## TESTO RIPORTATO
________________
La guerra feroce dei maschi sconfitti
Ieri a Milano l’ennesimo omicidio di una donna. Era davanti all’asilo nido
col suo bambino di due anni in braccio. L’ex marito l’ha uccisa a coltellate.
Erano separati da quattro mesi
Ieri. Un asilo nido come gli altri, a Milano est, un’ora solita della mattina,
le 8 e 40. Una mamma che porta il figlio di due anni in braccio in mezzo a tante
altre mamme. Un cortile prima dell'ingresso pieno di bambini. Lo scenario
semplice delle chiacchiere e dei saluti, manine che si agitano, sorrisi
affettuosi. Il mondo dell'infanzia viene profanato all’improvviso da un padre,
pregiudicato sì, ma sempre padre. È accanto alla mamma che tiene abbracciato il
figlio e contemporaneamente e fatalmente riceve una telefonata. Il padre ha con
sé un coltello da cucina. Perché? In un baleno ficca l’arma in petto alla
ex-moglie, lei barcolla, lui la colpisce quattro volte tra le urla di terrore di
chi è presente. La ammazza. Ma prima che lei crolli, una bidella riesce a
afferrare il piccolo e scappare via. Cronaca cruda di una violenza
intollerabile. Cronaca che si ripete quasi quotidianamente in un elenco
interminabile di vittime predestinate: tutte donne. Una vera e propria
guerra sanguinaria contro un sesso che ha solo una colpa: non si sottomette più,
non piega più la testa, non acconsente per dovere, pensa in autonomia, Si pensa
libero come l’altro, il maschile.
La guerra disperata degli uomini usa molte armi cruente: pugni, calci, stupri,
coltellate, pistolettate, fucilate. Passa per le grandi metropoli e i piccoli
centri di provincia, da nord a sud. È perpetrata da maschi di ogni età.
Le motivazioni di questa guerra passano da una debolezza piena di incapacità, da
una cecità, un rifiuto, una pochezza, dalla rabbia che si fa forza belluina.
La rabbia di non poter più pretendere di essere amati nei modi e nei tempi
decisi da una sola parte, la loro. E la rabbia di non poter più gestire un
matrimonio, una convivenza, i figli senza contraddittorio.
________________
## DATI FORNITI
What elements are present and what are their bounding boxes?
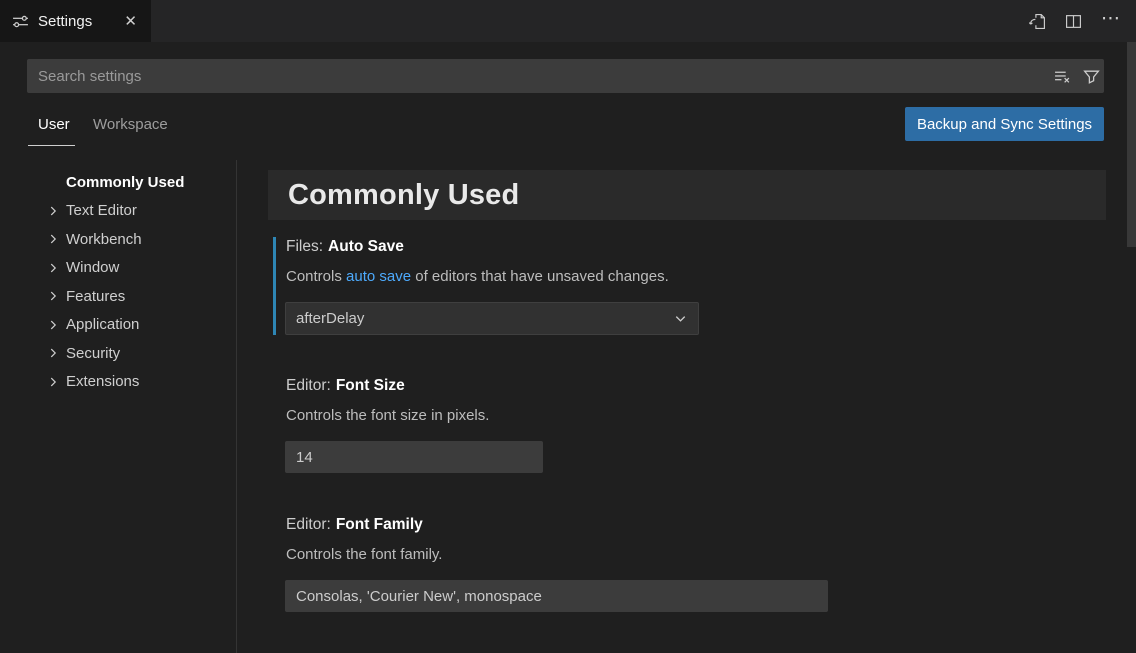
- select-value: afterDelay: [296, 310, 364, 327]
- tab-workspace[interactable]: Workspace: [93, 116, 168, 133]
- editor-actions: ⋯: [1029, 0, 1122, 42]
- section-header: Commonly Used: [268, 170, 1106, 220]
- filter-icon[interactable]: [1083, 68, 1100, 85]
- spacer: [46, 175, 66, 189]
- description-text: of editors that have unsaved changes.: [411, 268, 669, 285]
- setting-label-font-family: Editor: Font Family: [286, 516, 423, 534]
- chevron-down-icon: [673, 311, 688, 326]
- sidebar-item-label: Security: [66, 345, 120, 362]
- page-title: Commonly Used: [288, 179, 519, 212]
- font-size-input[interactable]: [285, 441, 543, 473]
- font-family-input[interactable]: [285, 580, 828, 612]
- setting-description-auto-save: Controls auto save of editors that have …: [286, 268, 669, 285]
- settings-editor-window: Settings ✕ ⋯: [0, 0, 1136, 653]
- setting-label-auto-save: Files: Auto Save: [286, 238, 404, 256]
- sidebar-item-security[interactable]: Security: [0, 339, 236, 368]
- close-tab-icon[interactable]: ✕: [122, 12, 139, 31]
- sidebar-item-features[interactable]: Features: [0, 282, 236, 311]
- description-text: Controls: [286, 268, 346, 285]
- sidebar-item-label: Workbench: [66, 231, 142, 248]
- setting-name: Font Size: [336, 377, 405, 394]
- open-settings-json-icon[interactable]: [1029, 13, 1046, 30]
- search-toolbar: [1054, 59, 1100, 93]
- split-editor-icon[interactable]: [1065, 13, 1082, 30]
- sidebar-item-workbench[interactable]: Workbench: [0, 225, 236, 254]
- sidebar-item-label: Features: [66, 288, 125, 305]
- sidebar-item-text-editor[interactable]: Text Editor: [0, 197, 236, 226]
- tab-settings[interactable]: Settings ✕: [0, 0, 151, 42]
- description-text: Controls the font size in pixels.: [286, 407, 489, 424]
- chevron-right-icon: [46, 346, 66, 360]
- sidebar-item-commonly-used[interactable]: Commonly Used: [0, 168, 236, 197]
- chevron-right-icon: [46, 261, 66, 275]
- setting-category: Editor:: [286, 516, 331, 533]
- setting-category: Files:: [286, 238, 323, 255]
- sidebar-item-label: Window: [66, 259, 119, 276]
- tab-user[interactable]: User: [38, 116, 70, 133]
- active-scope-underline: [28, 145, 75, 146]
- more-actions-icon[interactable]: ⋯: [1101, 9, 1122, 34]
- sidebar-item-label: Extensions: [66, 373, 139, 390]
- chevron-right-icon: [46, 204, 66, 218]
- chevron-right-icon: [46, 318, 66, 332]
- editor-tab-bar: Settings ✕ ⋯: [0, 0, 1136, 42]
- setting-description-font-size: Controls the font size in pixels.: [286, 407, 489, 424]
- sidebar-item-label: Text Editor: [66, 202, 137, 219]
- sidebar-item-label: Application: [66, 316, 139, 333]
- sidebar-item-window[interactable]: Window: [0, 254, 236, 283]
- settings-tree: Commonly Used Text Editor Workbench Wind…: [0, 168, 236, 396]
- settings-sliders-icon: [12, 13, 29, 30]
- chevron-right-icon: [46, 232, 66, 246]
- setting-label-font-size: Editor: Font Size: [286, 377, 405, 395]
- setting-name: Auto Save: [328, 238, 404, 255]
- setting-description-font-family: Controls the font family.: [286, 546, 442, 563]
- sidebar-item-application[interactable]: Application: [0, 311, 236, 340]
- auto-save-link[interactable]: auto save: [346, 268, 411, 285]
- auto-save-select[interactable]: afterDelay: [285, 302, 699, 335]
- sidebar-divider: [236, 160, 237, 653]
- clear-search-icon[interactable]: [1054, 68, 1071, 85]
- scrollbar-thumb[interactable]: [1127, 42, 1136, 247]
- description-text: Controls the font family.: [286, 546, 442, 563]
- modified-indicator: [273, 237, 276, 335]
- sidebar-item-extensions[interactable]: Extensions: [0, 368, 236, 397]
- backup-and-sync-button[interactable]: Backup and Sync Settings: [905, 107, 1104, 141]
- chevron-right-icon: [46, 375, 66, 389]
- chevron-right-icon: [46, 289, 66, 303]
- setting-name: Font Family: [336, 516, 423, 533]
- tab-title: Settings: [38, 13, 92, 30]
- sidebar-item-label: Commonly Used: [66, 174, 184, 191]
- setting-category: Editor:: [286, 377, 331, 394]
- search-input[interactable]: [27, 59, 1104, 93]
________________
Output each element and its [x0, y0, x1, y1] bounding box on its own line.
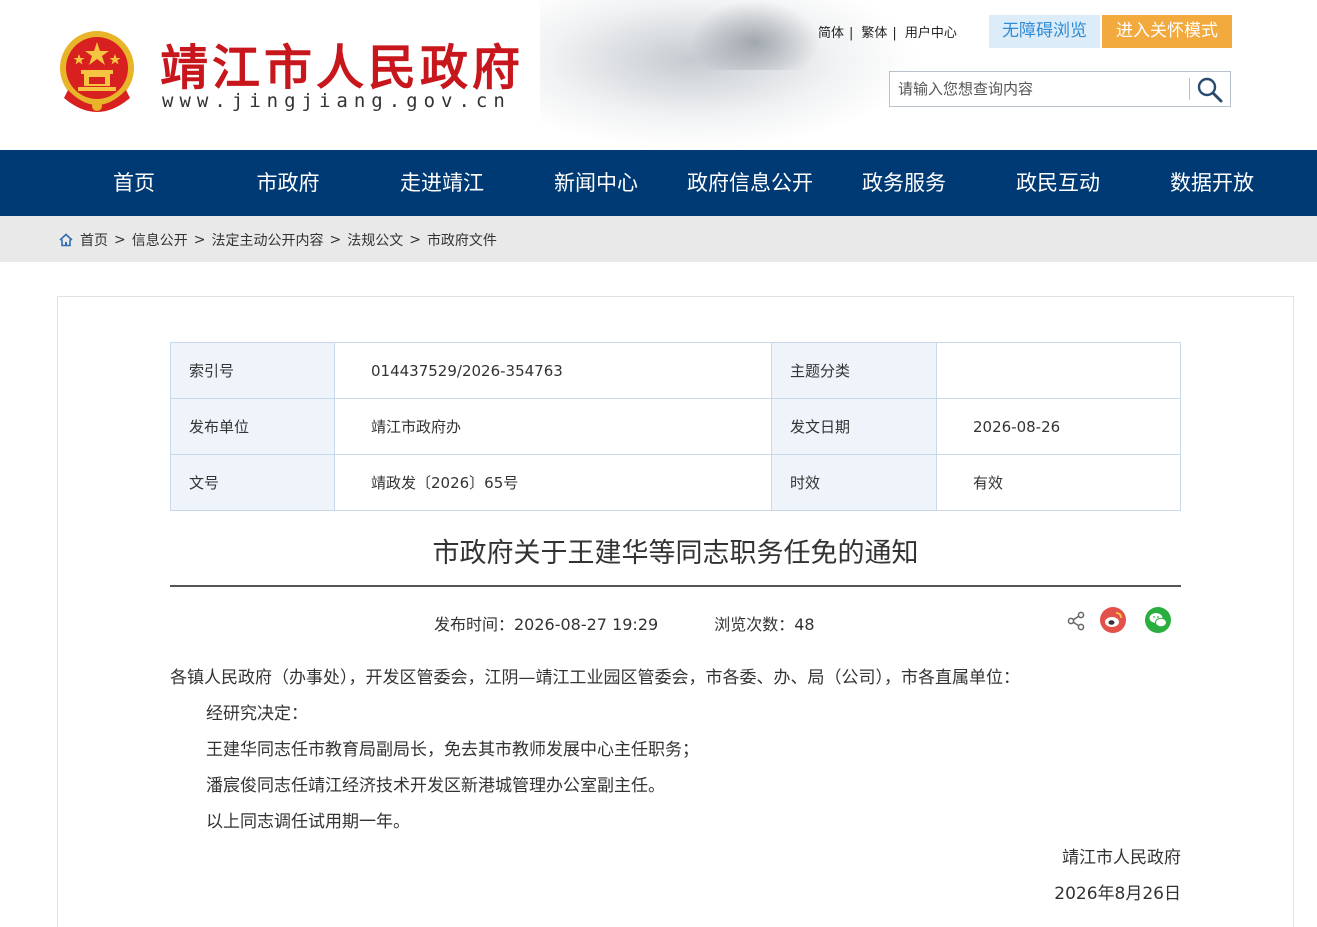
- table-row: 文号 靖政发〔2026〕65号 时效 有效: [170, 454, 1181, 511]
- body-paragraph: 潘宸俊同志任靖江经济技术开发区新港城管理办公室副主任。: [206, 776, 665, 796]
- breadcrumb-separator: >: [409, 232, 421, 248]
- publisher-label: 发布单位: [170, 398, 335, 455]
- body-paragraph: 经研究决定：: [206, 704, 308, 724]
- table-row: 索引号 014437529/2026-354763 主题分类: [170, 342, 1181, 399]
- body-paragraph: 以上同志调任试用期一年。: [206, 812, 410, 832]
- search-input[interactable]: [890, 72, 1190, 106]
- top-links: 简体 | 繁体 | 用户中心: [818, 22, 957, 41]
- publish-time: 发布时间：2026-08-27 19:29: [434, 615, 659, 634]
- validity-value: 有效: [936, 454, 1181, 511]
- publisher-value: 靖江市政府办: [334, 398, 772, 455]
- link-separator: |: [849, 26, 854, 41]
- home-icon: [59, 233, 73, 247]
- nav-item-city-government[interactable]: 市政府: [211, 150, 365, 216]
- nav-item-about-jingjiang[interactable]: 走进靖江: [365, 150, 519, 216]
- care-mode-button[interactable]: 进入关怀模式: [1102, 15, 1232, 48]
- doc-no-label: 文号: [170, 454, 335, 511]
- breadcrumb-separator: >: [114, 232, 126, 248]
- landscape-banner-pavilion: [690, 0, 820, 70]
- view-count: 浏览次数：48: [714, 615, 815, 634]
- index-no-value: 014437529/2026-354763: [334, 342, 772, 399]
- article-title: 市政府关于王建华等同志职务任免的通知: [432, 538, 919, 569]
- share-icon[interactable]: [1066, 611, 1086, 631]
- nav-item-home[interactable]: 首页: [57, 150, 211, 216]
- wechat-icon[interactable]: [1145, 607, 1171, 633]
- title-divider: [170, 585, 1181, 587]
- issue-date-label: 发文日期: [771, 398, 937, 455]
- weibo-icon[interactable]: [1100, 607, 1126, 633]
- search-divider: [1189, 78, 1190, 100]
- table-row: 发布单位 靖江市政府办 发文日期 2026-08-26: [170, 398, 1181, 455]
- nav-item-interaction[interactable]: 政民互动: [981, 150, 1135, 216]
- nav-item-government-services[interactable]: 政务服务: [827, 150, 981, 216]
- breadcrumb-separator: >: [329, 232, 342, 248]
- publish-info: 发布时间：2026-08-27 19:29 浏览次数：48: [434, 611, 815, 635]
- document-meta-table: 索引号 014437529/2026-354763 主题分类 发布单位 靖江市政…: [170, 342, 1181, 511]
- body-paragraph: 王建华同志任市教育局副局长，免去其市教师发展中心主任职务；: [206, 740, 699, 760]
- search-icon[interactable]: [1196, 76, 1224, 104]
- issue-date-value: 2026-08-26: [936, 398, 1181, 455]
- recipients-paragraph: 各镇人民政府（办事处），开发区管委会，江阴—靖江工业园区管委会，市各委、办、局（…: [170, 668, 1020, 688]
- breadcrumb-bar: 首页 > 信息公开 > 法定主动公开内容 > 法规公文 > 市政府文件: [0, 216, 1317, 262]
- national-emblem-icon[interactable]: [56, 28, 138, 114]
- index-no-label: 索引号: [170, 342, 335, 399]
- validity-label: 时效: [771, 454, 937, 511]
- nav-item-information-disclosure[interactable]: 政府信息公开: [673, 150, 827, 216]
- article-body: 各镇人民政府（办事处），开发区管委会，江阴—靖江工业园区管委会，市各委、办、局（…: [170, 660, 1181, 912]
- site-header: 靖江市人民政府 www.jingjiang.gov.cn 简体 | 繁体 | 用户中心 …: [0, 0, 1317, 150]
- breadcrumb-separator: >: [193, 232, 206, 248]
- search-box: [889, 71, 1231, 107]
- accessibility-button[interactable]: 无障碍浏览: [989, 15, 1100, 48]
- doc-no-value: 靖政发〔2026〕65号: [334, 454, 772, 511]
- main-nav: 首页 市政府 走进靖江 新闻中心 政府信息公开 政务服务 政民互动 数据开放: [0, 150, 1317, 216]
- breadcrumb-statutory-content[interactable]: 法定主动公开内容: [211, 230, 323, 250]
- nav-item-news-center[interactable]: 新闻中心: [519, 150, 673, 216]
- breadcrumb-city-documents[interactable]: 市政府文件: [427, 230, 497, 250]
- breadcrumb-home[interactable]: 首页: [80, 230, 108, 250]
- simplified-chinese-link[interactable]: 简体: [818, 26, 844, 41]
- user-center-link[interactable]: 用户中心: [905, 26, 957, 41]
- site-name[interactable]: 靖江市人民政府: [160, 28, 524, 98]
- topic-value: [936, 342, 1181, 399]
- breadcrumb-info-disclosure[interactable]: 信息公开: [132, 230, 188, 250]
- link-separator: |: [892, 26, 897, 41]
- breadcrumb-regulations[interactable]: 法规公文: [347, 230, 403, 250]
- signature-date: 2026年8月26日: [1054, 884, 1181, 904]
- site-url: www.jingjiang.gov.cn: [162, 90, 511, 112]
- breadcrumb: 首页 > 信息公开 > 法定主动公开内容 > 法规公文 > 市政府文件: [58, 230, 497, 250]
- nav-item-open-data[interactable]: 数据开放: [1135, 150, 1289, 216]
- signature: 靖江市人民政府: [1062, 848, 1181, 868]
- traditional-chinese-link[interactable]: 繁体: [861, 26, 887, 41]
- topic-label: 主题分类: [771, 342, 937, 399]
________________
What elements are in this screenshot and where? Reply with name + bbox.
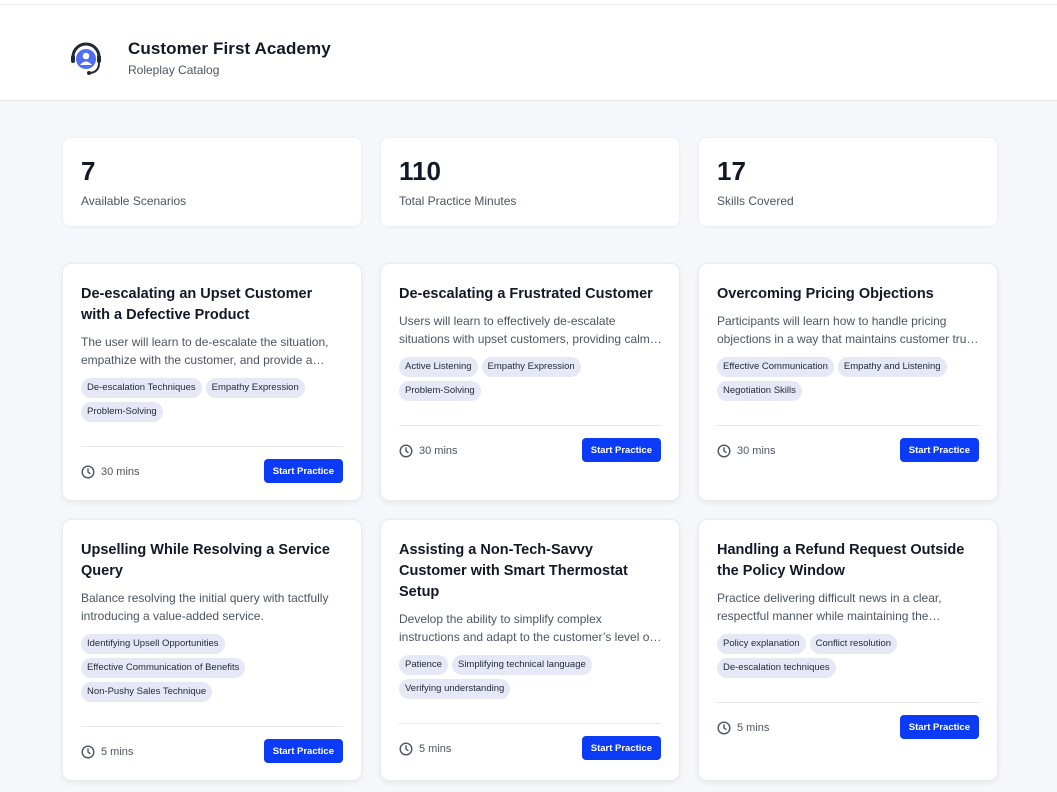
________________
## COMPITI DA SVOLGERE
a: Rispondi in breve a queste domande sull'articolo:
(i) Da quanto tempo erano separati la donna e l'ex marito?
(ii) A che ora della mattina è avvenuta l'aggressione davanti all'asilo nido?
(iii) Chi riesce ad afferrare il bambino e a scappare via?
b: Trasforma in una tabella Markdown, con le colonne Numero e Riga, le righe delle voci a partire da quella che contiene "What elements are present" e fino a quella che contiene "- spacer: [46, 175, 66, 189]", inclusa. Lascia fuori le immagini.

## LE SOLUZIONI
a:
(i) Da quattro mesi.
(ii) Alle 8 e 40.
(iii) Una bidella.

b:
| Numero | Riga |
|---|---|
| 1 | What elements are present and what are their bounding boxes? |
| 2 | - select-value: afterDelay: [296, 310, 364, 327] |
| 3 | - tab-workspace[interactable]: Workspace: [93, 116, 168, 133] |
| 4 | - editor-actions: ⋯: [1029, 0, 1122, 42] |
| 5 | - section-header: Commonly Used: [268, 170, 1106, 220] |
| 6 | - filter-icon[interactable]: [1083, 68, 1100, 85] |
| 7 | - spacer: [46, 175, 66, 189] |